Source records

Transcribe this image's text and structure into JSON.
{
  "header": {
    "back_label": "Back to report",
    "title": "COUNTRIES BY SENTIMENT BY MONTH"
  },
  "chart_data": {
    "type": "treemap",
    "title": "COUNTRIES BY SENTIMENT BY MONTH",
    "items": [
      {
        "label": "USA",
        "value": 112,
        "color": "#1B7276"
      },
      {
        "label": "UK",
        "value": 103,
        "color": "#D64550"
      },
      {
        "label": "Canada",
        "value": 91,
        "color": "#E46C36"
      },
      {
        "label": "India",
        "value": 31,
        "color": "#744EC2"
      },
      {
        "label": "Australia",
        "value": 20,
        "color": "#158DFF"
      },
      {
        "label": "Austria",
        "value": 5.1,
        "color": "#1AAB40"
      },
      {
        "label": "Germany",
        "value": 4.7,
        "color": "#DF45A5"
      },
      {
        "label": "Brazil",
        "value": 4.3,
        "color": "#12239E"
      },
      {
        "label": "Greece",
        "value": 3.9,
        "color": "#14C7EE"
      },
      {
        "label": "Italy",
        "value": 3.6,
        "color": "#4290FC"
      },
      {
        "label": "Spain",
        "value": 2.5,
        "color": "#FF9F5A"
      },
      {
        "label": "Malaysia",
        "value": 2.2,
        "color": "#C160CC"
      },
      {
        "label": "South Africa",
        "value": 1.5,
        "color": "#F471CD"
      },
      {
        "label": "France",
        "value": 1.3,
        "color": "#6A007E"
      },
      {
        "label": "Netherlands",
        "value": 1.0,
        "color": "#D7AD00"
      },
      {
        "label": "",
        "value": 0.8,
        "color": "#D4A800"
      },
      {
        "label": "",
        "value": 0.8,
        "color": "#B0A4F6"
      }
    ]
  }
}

Task instructions
Using the records above, find and show each line with the string "MONTH".

Answer to the task
    "title": "COUNTRIES BY SENTIMENT BY MONTH"
    "title": "COUNTRIES BY SENTIMENT BY MONTH",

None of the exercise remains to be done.